GIVEN DATA:
________________

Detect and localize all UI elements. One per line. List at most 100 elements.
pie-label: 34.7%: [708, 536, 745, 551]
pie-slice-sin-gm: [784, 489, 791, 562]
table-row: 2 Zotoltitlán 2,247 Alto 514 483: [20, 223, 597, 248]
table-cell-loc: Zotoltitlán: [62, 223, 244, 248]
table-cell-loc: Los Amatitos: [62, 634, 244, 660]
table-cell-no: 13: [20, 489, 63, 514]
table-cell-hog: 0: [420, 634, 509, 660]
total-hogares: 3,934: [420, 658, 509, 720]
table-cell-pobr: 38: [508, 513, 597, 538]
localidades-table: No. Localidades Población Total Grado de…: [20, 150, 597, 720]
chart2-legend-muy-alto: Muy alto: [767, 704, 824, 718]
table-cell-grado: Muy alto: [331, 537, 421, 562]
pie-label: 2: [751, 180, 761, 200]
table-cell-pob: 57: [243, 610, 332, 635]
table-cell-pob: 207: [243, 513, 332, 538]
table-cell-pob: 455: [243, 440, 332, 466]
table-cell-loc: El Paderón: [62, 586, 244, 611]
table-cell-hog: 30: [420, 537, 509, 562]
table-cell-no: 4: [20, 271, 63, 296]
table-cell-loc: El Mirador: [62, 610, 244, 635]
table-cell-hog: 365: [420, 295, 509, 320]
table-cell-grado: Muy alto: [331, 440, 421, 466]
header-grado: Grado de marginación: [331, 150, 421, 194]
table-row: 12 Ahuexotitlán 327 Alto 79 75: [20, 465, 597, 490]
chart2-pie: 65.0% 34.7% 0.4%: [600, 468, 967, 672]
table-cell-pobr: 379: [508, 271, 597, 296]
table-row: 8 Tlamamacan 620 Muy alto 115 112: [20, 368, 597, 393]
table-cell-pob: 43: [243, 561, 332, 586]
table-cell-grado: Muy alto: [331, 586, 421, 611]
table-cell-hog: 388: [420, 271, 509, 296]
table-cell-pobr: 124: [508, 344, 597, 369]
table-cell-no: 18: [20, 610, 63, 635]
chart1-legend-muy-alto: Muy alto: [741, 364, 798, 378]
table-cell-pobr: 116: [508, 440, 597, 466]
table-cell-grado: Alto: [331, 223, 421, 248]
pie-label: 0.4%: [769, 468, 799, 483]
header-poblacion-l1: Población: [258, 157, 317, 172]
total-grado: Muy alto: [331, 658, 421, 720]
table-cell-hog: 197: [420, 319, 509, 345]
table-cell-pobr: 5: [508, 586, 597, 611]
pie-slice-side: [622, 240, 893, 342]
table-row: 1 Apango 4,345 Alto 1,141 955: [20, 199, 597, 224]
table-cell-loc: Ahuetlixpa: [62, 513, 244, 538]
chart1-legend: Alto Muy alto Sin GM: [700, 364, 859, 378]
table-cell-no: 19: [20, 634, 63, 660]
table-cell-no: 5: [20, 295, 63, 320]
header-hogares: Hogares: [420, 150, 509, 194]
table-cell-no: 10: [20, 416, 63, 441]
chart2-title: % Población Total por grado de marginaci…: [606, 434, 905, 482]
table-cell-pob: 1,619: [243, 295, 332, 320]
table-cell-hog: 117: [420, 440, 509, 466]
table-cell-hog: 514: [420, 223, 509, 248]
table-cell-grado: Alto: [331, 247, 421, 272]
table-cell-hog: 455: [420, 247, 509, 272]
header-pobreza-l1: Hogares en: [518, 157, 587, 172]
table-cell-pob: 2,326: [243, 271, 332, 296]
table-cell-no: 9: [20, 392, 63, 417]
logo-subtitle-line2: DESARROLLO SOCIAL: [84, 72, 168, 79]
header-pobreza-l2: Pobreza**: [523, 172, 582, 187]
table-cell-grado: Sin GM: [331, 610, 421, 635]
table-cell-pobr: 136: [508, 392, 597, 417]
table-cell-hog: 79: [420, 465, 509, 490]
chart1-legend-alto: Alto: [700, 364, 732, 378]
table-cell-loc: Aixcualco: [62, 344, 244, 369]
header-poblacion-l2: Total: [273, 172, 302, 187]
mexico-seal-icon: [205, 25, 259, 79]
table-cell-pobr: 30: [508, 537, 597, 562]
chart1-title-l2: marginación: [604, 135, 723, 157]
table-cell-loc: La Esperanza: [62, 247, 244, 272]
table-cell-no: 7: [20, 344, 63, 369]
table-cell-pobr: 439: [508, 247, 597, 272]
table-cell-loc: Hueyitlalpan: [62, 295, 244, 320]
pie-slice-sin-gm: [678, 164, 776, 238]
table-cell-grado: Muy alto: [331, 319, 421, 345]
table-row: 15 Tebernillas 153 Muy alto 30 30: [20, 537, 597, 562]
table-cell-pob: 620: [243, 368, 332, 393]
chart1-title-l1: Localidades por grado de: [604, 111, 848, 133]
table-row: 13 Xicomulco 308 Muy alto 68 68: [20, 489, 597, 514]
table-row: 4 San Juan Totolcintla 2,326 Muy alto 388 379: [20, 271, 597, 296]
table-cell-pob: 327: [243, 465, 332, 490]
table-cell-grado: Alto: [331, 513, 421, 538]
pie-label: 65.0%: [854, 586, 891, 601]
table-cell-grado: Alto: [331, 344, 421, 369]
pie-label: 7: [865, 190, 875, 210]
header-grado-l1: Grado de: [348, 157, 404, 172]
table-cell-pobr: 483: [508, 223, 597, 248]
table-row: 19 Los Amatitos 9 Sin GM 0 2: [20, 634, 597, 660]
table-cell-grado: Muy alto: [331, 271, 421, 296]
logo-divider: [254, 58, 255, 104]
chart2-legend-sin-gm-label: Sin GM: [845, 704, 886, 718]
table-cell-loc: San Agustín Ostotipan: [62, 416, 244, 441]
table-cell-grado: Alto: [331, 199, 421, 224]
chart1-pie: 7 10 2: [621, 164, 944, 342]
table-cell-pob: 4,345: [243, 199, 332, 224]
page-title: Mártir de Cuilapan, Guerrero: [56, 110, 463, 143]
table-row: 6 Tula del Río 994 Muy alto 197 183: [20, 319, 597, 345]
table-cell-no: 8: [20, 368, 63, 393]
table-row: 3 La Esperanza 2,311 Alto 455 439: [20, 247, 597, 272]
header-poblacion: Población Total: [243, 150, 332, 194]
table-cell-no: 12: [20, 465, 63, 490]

________________

DO THIS: Reproduce all the entries above, switching each occurrence of "Muy alto" to "Very high" and leaving everything else unchanged.

ANSWER TO THIS TASK:
Detect and localize all UI elements. One per line. List at most 100 elements.
pie-label: 34.7%: [708, 536, 745, 551]
pie-slice-sin-gm: [784, 489, 791, 562]
table-row: 2 Zotoltitlán 2,247 Alto 514 483: [20, 223, 597, 248]
table-cell-loc: Zotoltitlán: [62, 223, 244, 248]
table-cell-loc: Los Amatitos: [62, 634, 244, 660]
table-cell-no: 13: [20, 489, 63, 514]
table-cell-hog: 0: [420, 634, 509, 660]
total-hogares: 3,934: [420, 658, 509, 720]
table-cell-pobr: 38: [508, 513, 597, 538]
localidades-table: No. Localidades Población Total Grado de…: [20, 150, 597, 720]
chart2-legend-muy-alto: Very high: [767, 704, 824, 718]
table-cell-grado: Very high: [331, 537, 421, 562]
pie-label: 2: [751, 180, 761, 200]
table-cell-pob: 57: [243, 610, 332, 635]
table-cell-pob: 207: [243, 513, 332, 538]
table-cell-pob: 455: [243, 440, 332, 466]
table-cell-loc: El Paderón: [62, 586, 244, 611]
table-cell-hog: 30: [420, 537, 509, 562]
table-cell-no: 4: [20, 271, 63, 296]
table-cell-loc: El Mirador: [62, 610, 244, 635]
table-cell-hog: 365: [420, 295, 509, 320]
table-cell-grado: Very high: [331, 440, 421, 466]
header-grado: Grado de marginación: [331, 150, 421, 194]
table-row: 12 Ahuexotitlán 327 Alto 79 75: [20, 465, 597, 490]
chart2-pie: 65.0% 34.7% 0.4%: [600, 468, 967, 672]
table-cell-pobr: 379: [508, 271, 597, 296]
table-row: 8 Tlamamacan 620 Very high 115 112: [20, 368, 597, 393]
table-cell-pob: 43: [243, 561, 332, 586]
table-cell-grado: Very high: [331, 586, 421, 611]
table-cell-hog: 388: [420, 271, 509, 296]
table-cell-pobr: 124: [508, 344, 597, 369]
table-cell-no: 18: [20, 610, 63, 635]
chart1-legend-muy-alto: Very high: [741, 364, 798, 378]
table-cell-pobr: 116: [508, 440, 597, 466]
table-cell-grado: Alto: [331, 223, 421, 248]
pie-label: 0.4%: [769, 468, 799, 483]
header-poblacion-l1: Población: [258, 157, 317, 172]
total-grado: Very high: [331, 658, 421, 720]
table-cell-hog: 197: [420, 319, 509, 345]
table-cell-pobr: 5: [508, 586, 597, 611]
pie-slice-side: [622, 240, 893, 342]
table-row: 1 Apango 4,345 Alto 1,141 955: [20, 199, 597, 224]
table-cell-loc: Ahuetlixpa: [62, 513, 244, 538]
chart1-legend: Alto Very high Sin GM: [700, 364, 859, 378]
table-cell-no: 19: [20, 634, 63, 660]
table-cell-no: 5: [20, 295, 63, 320]
header-hogares: Hogares: [420, 150, 509, 194]
table-cell-no: 10: [20, 416, 63, 441]
chart2-title: % Población Total por grado de marginaci…: [606, 434, 905, 482]
table-cell-pob: 1,619: [243, 295, 332, 320]
table-cell-hog: 117: [420, 440, 509, 466]
table-cell-hog: 514: [420, 223, 509, 248]
table-cell-grado: Alto: [331, 247, 421, 272]
table-cell-hog: 455: [420, 247, 509, 272]
header-pobreza-l1: Hogares en: [518, 157, 587, 172]
table-cell-pob: 2,326: [243, 271, 332, 296]
table-cell-no: 9: [20, 392, 63, 417]
logo-subtitle-line2: DESARROLLO SOCIAL: [84, 72, 168, 79]
header-pobreza-l2: Pobreza**: [523, 172, 582, 187]
table-cell-grado: Sin GM: [331, 610, 421, 635]
table-cell-pobr: 136: [508, 392, 597, 417]
table-cell-hog: 79: [420, 465, 509, 490]
chart1-legend-alto: Alto: [700, 364, 732, 378]
table-cell-loc: Aixcualco: [62, 344, 244, 369]
header-poblacion-l2: Total: [273, 172, 302, 187]
mexico-seal-icon: [205, 25, 259, 79]
table-cell-pobr: 30: [508, 537, 597, 562]
chart1-title-l2: marginación: [604, 135, 723, 157]
table-cell-loc: La Esperanza: [62, 247, 244, 272]
table-cell-no: 7: [20, 344, 63, 369]
table-cell-pobr: 439: [508, 247, 597, 272]
table-cell-loc: Hueyitlalpan: [62, 295, 244, 320]
pie-slice-sin-gm: [678, 164, 776, 238]
table-cell-grado: Very high: [331, 319, 421, 345]
table-row: 15 Tebernillas 153 Very high 30 30: [20, 537, 597, 562]
table-cell-pob: 620: [243, 368, 332, 393]
chart1-title-l1: Localidades por grado de: [604, 111, 848, 133]
table-row: 13 Xicomulco 308 Very high 68 68: [20, 489, 597, 514]
table-row: 4 San Juan Totolcintla 2,326 Very high 388 379: [20, 271, 597, 296]
table-cell-pob: 327: [243, 465, 332, 490]
table-cell-grado: Alto: [331, 513, 421, 538]
pie-label: 65.0%: [854, 586, 891, 601]
table-cell-grado: Alto: [331, 344, 421, 369]
pie-label: 7: [865, 190, 875, 210]
header-grado-l1: Grado de: [348, 157, 404, 172]
table-cell-pobr: 483: [508, 223, 597, 248]
table-row: 19 Los Amatitos 9 Sin GM 0 2: [20, 634, 597, 660]
table-cell-grado: Very high: [331, 271, 421, 296]
logo-divider: [254, 58, 255, 104]
chart2-legend-sin-gm-label: Sin GM: [845, 704, 886, 718]
table-cell-loc: San Agustín Ostotipan: [62, 416, 244, 441]
table-cell-grado: Alto: [331, 199, 421, 224]
chart1-pie: 7 10 2: [621, 164, 944, 342]
table-cell-pob: 4,345: [243, 199, 332, 224]
page-title: Mártir de Cuilapan, Guerrero: [56, 110, 463, 143]
table-row: 6 Tula del Río 994 Very high 197 183: [20, 319, 597, 345]
table-cell-no: 8: [20, 368, 63, 393]
table-row: 3 La Esperanza 2,311 Alto 455 439: [20, 247, 597, 272]
header-poblacion: Población Total: [243, 150, 332, 194]
table-cell-no: 12: [20, 465, 63, 490]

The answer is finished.